## What to do:
Format the listing as a numbered list with blank lines omitted. Include only the lines from the start of the listing through the line containing "attachment-title-continued: 分类情况表 (137, 524, 588, 559)", both ends included.

══ Data provided ══

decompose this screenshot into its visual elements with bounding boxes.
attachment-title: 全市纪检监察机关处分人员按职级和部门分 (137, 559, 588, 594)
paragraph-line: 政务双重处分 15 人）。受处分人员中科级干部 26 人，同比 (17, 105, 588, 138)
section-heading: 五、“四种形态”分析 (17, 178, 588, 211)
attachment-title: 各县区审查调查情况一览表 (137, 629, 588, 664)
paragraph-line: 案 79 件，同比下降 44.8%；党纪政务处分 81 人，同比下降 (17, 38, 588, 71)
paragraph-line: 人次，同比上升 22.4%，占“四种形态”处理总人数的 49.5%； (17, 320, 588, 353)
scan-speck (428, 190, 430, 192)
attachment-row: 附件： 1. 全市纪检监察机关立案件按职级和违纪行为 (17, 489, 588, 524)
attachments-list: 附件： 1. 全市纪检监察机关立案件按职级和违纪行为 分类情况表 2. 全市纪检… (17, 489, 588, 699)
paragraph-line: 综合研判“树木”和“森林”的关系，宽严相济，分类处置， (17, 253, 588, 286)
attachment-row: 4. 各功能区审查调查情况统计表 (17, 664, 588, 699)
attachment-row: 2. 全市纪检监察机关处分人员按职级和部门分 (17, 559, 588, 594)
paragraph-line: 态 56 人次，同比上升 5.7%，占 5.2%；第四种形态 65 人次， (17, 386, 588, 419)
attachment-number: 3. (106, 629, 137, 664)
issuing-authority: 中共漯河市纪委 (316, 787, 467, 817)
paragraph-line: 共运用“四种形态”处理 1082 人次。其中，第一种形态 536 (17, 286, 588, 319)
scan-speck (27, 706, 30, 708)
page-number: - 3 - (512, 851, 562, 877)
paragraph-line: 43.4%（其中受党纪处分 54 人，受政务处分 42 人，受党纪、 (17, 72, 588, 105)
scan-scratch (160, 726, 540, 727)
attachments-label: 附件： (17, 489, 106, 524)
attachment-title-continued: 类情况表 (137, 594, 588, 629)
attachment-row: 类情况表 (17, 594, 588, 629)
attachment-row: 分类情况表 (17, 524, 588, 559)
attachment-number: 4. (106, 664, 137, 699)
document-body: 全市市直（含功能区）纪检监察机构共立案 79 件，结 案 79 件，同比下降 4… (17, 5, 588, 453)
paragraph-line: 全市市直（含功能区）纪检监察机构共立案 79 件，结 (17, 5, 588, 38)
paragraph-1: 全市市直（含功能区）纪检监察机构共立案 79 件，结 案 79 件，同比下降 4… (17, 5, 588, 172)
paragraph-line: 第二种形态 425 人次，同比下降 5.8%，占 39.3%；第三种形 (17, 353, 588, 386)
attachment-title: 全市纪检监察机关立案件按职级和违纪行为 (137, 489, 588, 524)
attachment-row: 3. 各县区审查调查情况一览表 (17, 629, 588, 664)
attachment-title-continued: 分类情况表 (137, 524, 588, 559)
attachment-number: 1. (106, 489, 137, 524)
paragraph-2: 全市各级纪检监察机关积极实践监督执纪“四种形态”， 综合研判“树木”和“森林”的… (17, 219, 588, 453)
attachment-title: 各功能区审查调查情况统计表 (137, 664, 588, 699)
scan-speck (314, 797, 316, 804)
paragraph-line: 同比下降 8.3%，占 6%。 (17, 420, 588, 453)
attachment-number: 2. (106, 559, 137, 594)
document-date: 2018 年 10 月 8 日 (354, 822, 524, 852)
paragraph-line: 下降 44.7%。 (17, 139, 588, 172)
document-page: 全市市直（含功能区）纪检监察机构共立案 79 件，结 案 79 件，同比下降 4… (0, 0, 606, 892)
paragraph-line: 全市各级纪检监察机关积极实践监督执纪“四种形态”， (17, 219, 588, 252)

═══

## Result:
1. decompose this screenshot into its visual elements with bounding boxes.
2. attachment-title: 全市纪检监察机关处分人员按职级和部门分 (137, 559, 588, 594)
3. paragraph-line: 政务双重处分 15 人）。受处分人员中科级干部 26 人，同比 (17, 105, 588, 138)
4. section-heading: 五、“四种形态”分析 (17, 178, 588, 211)
5. attachment-title: 各县区审查调查情况一览表 (137, 629, 588, 664)
6. paragraph-line: 案 79 件，同比下降 44.8%；党纪政务处分 81 人，同比下降 (17, 38, 588, 71)
7. paragraph-line: 人次，同比上升 22.4%，占“四种形态”处理总人数的 49.5%； (17, 320, 588, 353)
8. scan-speck (428, 190, 430, 192)
9. attachment-row: 附件： 1. 全市纪检监察机关立案件按职级和违纪行为 (17, 489, 588, 524)
10. attachments-list: 附件： 1. 全市纪检监察机关立案件按职级和违纪行为 分类情况表 2. 全市纪检… (17, 489, 588, 699)
11. paragraph-line: 综合研判“树木”和“森林”的关系，宽严相济，分类处置， (17, 253, 588, 286)
12. attachment-row: 4. 各功能区审查调查情况统计表 (17, 664, 588, 699)
13. attachment-row: 2. 全市纪检监察机关处分人员按职级和部门分 (17, 559, 588, 594)
14. paragraph-line: 态 56 人次，同比上升 5.7%，占 5.2%；第四种形态 65 人次， (17, 386, 588, 419)
15. attachment-number: 3. (106, 629, 137, 664)
16. issuing-authority: 中共漯河市纪委 (316, 787, 467, 817)
17. paragraph-line: 共运用“四种形态”处理 1082 人次。其中，第一种形态 536 (17, 286, 588, 319)
18. scan-speck (27, 706, 30, 708)
19. page-number: - 3 - (512, 851, 562, 877)
20. paragraph-line: 43.4%（其中受党纪处分 54 人，受政务处分 42 人，受党纪、 (17, 72, 588, 105)
21. scan-scratch (160, 726, 540, 727)
22. attachments-label: 附件： (17, 489, 106, 524)
23. attachment-title-continued: 类情况表 (137, 594, 588, 629)
24. attachment-row: 类情况表 (17, 594, 588, 629)
25. attachment-row: 分类情况表 (17, 524, 588, 559)
26. attachment-number: 4. (106, 664, 137, 699)
27. document-body: 全市市直（含功能区）纪检监察机构共立案 79 件，结 案 79 件，同比下降 4… (17, 5, 588, 453)
28. paragraph-line: 全市市直（含功能区）纪检监察机构共立案 79 件，结 (17, 5, 588, 38)
29. paragraph-1: 全市市直（含功能区）纪检监察机构共立案 79 件，结 案 79 件，同比下降 4… (17, 5, 588, 172)
30. paragraph-line: 第二种形态 425 人次，同比下降 5.8%，占 39.3%；第三种形 (17, 353, 588, 386)
31. attachment-title: 全市纪检监察机关立案件按职级和违纪行为 (137, 489, 588, 524)
32. attachment-row: 3. 各县区审查调查情况一览表 (17, 629, 588, 664)
33. attachment-title-continued: 分类情况表 (137, 524, 588, 559)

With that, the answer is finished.